The exercise:
Copy out all lines where "minat" appears.

* START Records provided *

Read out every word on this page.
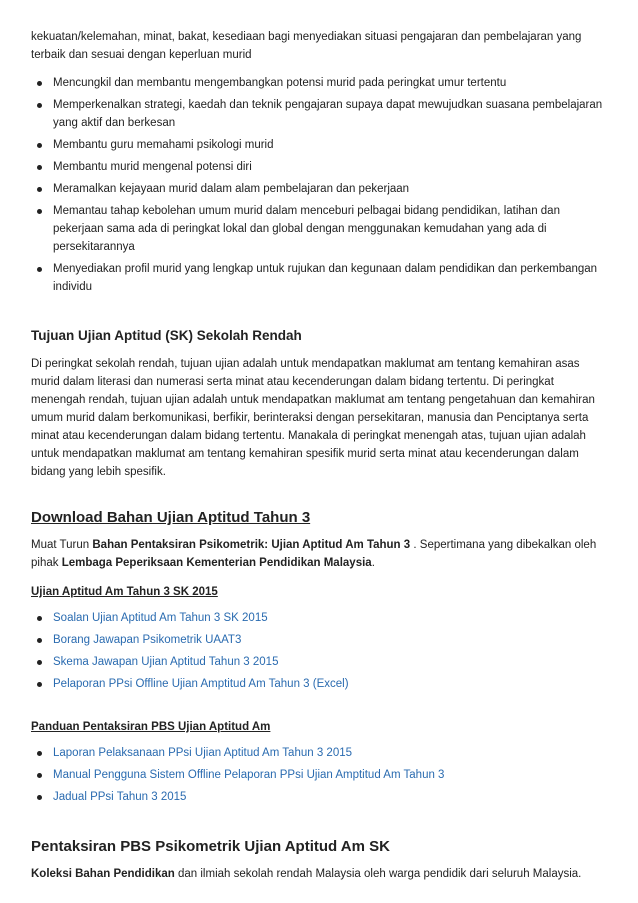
kekuatan/kelemahan, minat, bakat, kesediaan bagi menyediakan situasi pengajaran dan pembelajaran yang terbaik dan sesuai dengan keperluan murid

Mencungkil dan membantu mengembangkan potensi murid pada peringkat umur tertentu
Memperkenalkan strategi, kaedah dan teknik pengajaran supaya dapat mewujudkan suasana pembelajaran yang aktif dan berkesan
Membantu guru memahami psikologi murid
Membantu murid mengenal potensi diri
Meramalkan kejayaan murid dalam alam pembelajaran dan pekerjaan
Memantau tahap kebolehan umum murid dalam menceburi pelbagai bidang pendidikan, latihan dan pekerjaan sama ada di peringkat lokal dan global dengan menggunakan kemudahan yang ada di persekitarannya
Menyediakan profil murid yang lengkap untuk rujukan dan kegunaan dalam pendidikan dan perkembangan individu
Tujuan Ujian Aptitud (SK) Sekolah Rendah

Di peringkat sekolah rendah, tujuan ujian adalah untuk mendapatkan maklumat am tentang kemahiran asas murid dalam literasi dan numerasi serta minat atau kecenderungan dalam bidang tertentu. Di peringkat menengah rendah, tujuan ujian adalah untuk mendapatkan maklumat am tentang pengetahuan dan kemahiran umum murid dalam berkomunikasi, berfikir, berinteraksi dengan persekitaran, manusia dan Penciptanya serta minat atau kecenderungan dalam bidang tertentu. Manakala di peringkat menengah atas, tujuan ujian adalah untuk mendapatkan maklumat am tentang kemahiran spesifik murid serta minat atau kecenderungan dalam bidang yang lebih spesifik.

Download Bahan Ujian Aptitud Tahun 3

Muat Turun Bahan Pentaksiran Psikometrik: Ujian Aptitud Am Tahun 3 . Sepertimana yang dibekalkan oleh pihak Lembaga Peperiksaan Kementerian Pendidikan Malaysia.

Ujian Aptitud Am Tahun 3 SK 2015
Soalan Ujian Aptitud Am Tahun 3 SK 2015
Borang Jawapan Psikometrik UAAT3
Skema Jawapan Ujian Aptitud Tahun 3 2015
Pelaporan PPsi Offline Ujian Amptitud Am Tahun 3 (Excel)
Panduan Pentaksiran PBS Ujian Aptitud Am
Laporan Pelaksanaan PPsi Ujian Aptitud Am Tahun 3 2015
Manual Pengguna Sistem Offline Pelaporan PPsi Ujian Amptitud Am Tahun 3
Jadual PPsi Tahun 3 2015
Pentaksiran PBS Psikometrik Ujian Aptitud Am SK

Koleksi Bahan Pendidikan dan ilmiah sekolah rendah Malaysia oleh warga pendidik dari seluruh Malaysia.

* END Records provided *

Right answer:
kekuatan/kelemahan, minat, bakat, kesediaan bagi menyediakan situasi pengajaran dan pembelajaran yang terbaik dan sesuai dengan keperluan murid
Di peringkat sekolah rendah, tujuan ujian adalah untuk mendapatkan maklumat am tentang kemahiran asas murid dalam literasi dan numerasi serta minat atau kecenderungan dalam bidang tertentu. Di peringkat menengah rendah, tujuan ujian adalah untuk mendapatkan maklumat am tentang pengetahuan dan kemahiran umum murid dalam berkomunikasi, berfikir, berinteraksi dengan persekitaran, manusia dan Penciptanya serta minat atau kecenderungan dalam bidang tertentu. Manakala di peringkat menengah atas, tujuan ujian adalah untuk mendapatkan maklumat am tentang kemahiran spesifik murid serta minat atau kecenderungan dalam bidang yang lebih spesifik.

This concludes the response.